- [Ziel der Aufgabe 1]:
Beantworte anhand des Textes zur Momentum-Strategie kurz diese Fragen:
(a) Wie viele Topwerte werden zum Jahreswechsel aus dem HDAX ausgewählt?
(b) Wie viel Prozent schaffte der HDAX im betrachteten Zeitraum durchschnittlich?
(c) Bis wann reicht laut Studien der Nachweis des Momentums zurück?
- [Ziel der Aufgabe 2]: Setze den Text zur Momentum-Strategie nach dem letzten Satz mit einigen Sätzen fort.

- [Textabschnitt]:
++++++++
Einfache Strategie, hohe Rendite


Wie eine solche Strategie funktionieren kann, hat €uro am Sonntag in einer Simulation durchgerechnet: Aus dem deutschen HDAX werden zum jeweiligen Jahreswechsel die fünf Topwerte der vorangegangenen zwölf Monate ausgewählt und für weitere zwölf Monate gehalten. Erst dann wird das Depot umgeschichtet.

In den vergangenen 15 Jahren hätte ein Anleger mit dieser Strategie immerhin elfmal den Vergleichsindex geschlagen. Im Schnitt hätte dieses Depot knapp 24 Prozent an Wert gewonnen. Der HDAX schaffte im selben Zeitraum durchschnittlich elf Prozent. Auch ein renditestarker Nebenwerteindex wie der MDAX blieb mit einem Plus von knapp 15 Prozent deutlich zurück. Der Renditevorsprung der Gewinnerstrategie ist also groß genug, um die höheren Transaktionskosten zu rechtfertigen. Kann Börse wirklich so einfach sein?

In einer transparenten Welt, in der jeder Anleger Zugang zu allen relevanten Informationen hat, müsste der Aktienmarkt recht zuverlässig den Wert einer Aktie abbilden. Ein Anleger, egal wie clever er ist, kann darum nach der Theo­rie der effizienten Märkte den Gesamtmarkt auf Dauer nicht schlagen. Und wenn es doch eine zuverlässige Methode gäbe, müsste diese schnell so viele Anleger anziehen, dass sie in Zukunft nicht mehr funktioniert. Das Momentum aber hält sich hartnäckig. Studien haben es sogar zurück bis ins frühe 19. Jahrhundert nachgewiesen.

Zu erklären ist das Phänomen am ehesten durch die Psychologie: Der Mensch braucht oft etwas länger, um neue Informationen zu verarbeiten. Und wenn diese der vorgefassten Meinung widersprechen, werden sie von manchen hartnäckig ignoriert. Dadurch fließt der faire Wert einer Aktie erst mit Verzögerung in den Kurs ein und erzeugt in extremen Fällen eine über viele Monate laufende Dynamik. Die einst unterbewertete Aktie erregt mit steigenden Kursen immer mehr Aufmerksamkeit. Irgendwann ist das Papier deutlich überteuert, die Begeisterung der Investoren kühlt ab, das Momentum der Aktie verflüchtigt sich.
++++++++
- [Vorliegende Angaben]:

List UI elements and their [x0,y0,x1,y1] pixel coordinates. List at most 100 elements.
++++++++
- [Endergebnis 1]:
(a) Fünf.
(b) Durchschnittlich elf Prozent.
(c) Bis ins frühe 19. Jahrhundert.

- [Endergebnis 2]:
Ein extremes Beispiel für einen Momentumwert ist Varta. Das Unternehmen produziert Mikrobatterien, die beispielsweise in kabellosen Kopfhörern verwendet werden. Die Aktie ist mit einem Wertzuwachs um 388 Prozent der klare Top-Performer des HDAX im vergangenen Jahr. Der Kurs ist ziemlich kontinuierlich gestiegen. Selbst wer das Papier erst im Schlussquartal gekauft hatte, erzielte noch ein Plus von 34 Prozent. Die oft hohen Renditen von Momentumstrategien haben allerdings einen Preis: Risiko!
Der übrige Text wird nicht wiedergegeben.